Problem: Search the records for the word "dobra" and pick out every line that has it.

────────────────

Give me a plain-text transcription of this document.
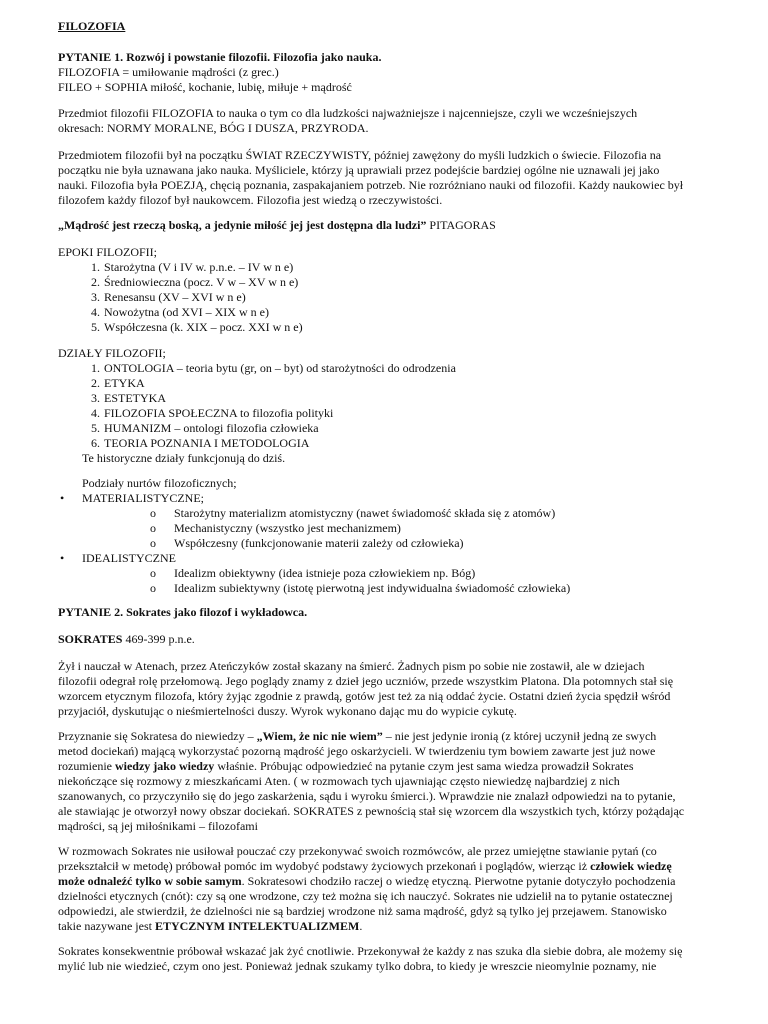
FILOZOFIA
PYTANIE 1. Rozwój i powstanie filozofii. Filozofia jako nauka.
FILOZOFIA = umiłowanie mądrości (z grec.)
FILEO + SOPHIA miłość, kochanie, lubię, miłuje + mądrość
Przedmiot filozofii FILOZOFIA to nauka o tym co dla ludzkości najważniejsze i najcenniejsze, czyli we wcześniejszych
okresach: NORMY MORALNE, BÓG I DUSZA, PRZYRODA.
Przedmiotem filozofii był na początku ŚWIAT RZECZYWISTY, później zawężony do myśli ludzkich o świecie. Filozofia na
początku nie była uznawana jako nauka. Myśliciele, którzy ją uprawiali przez podejście bardziej ogólne nie uznawali jej jako
nauki. Filozofia była POEZJĄ, chęcią poznania, zaspakajaniem potrzeb. Nie rozróżniano nauki od filozofii. Każdy naukowiec był
filozofem każdy filozof był naukowcem. Filozofia jest wiedzą o rzeczywistości.
„Mądrość jest rzeczą boską, a jedynie miłość jej jest dostępna dla ludzi” PITAGORAS
EPOKI FILOZOFII;
1. Starożytna (V i IV w. p.n.e. – IV w n e)
2. Średniowieczna (pocz. V w – XV w n e)
3. Renesansu (XV – XVI w n e)
4. Nowożytna (od XVI – XIX w n e)
5. Współczesna (k. XIX – pocz. XXI w n e)
DZIAŁY FILOZOFII;
1. ONTOLOGIA – teoria bytu (gr, on – byt) od starożytności do odrodzenia
2. ETYKA
3. ESTETYKA
4. FILOZOFIA SPOŁECZNA to filozofia polityki
5. HUMANIZM – ontologi filozofia człowieka
6. TEORIA POZNANIA I METODOLOGIA
Te historyczne działy funkcjonują do dziś.
Podziały nurtów filozoficznych;
• MATERIALISTYCZNE;
o Starożytny materializm atomistyczny (nawet świadomość składa się z atomów)
o Mechanistyczny (wszystko jest mechanizmem)
o Współczesny (funkcjonowanie materii zależy od człowieka)
• IDEALISTYCZNE
o Idealizm obiektywny (idea istnieje poza człowiekiem np. Bóg)
o Idealizm subiektywny (istotę pierwotną jest indywidualna świadomość człowieka)
PYTANIE 2. Sokrates jako filozof i wykładowca.
SOKRATES 469-399 p.n.e.
Żył i nauczał w Atenach, przez Ateńczyków został skazany na śmierć. Żadnych pism po sobie nie zostawił, ale w dziejach
filozofii odegrał rolę przełomową. Jego poglądy znamy z dzieł jego uczniów, przede wszystkim Platona. Dla potomnych stał się
wzorcem etycznym filozofa, który żyjąc zgodnie z prawdą, gotów jest też za nią oddać życie. Ostatni dzień życia spędził wśród
przyjaciół, dyskutując o nieśmiertelności duszy. Wyrok wykonano dając mu do wypicie cykutę.
Przyznanie się Sokratesa do niewiedzy – „Wiem, że nic nie wiem” – nie jest jedynie ironią (z której uczynił jedną ze swych
metod dociekań) mającą wykorzystać pozorną mądrość jego oskarżycieli. W twierdzeniu tym bowiem zawarte jest już nowe
rozumienie wiedzy jako wiedzy właśnie. Próbując odpowiedzieć na pytanie czym jest sama wiedza prowadził Sokrates
niekończące się rozmowy z mieszkańcami Aten. ( w rozmowach tych ujawniając często niewiedzę najbardziej z nich
szanowanych, co przyczyniło się do jego zaskarżenia, sądu i wyroku śmierci.). Wprawdzie nie znalazł odpowiedzi na to pytanie,
ale stawiając je otworzył nowy obszar dociekań. SOKRATES z pewnością stał się wzorcem dla wszystkich tych, którzy pożądając
mądrości, są jej miłośnikami – filozofami
W rozmowach Sokrates nie usiłował pouczać czy przekonywać swoich rozmówców, ale przez umiejętne stawianie pytań (co
przekształcił w metodę) próbował pomóc im wydobyć podstawy życiowych przekonań i poglądów, wierząc iż człowiek wiedzę
może odnaleźć tylko w sobie samym. Sokratesowi chodziło raczej o wiedzę etyczną. Pierwotne pytanie dotyczyło pochodzenia
dzielności etycznych (cnót): czy są one wrodzone, czy też można się ich nauczyć. Sokrates nie udzielił na to pytanie ostatecznej
odpowiedzi, ale stwierdził, że dzielności nie są bardziej wrodzone niż sama mądrość, gdyż są tylko jej przejawem. Stanowisko
takie nazywane jest ETYCZNYM INTELEKTUALIZMEM.
Sokrates konsekwentnie próbował wskazać jak żyć cnotliwie. Przekonywał że każdy z nas szuka dla siebie dobra, ale możemy się
mylić lub nie wiedzieć, czym ono jest. Ponieważ jednak szukamy tylko dobra, to kiedy je wreszcie nieomylnie poznamy, nie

────────────────

Answer to the exercise:
Sokrates konsekwentnie próbował wskazać jak żyć cnotliwie. Przekonywał że każdy z nas szuka dla siebie dobra, ale możemy się
mylić lub nie wiedzieć, czym ono jest. Ponieważ jednak szukamy tylko dobra, to kiedy je wreszcie nieomylnie poznamy, nie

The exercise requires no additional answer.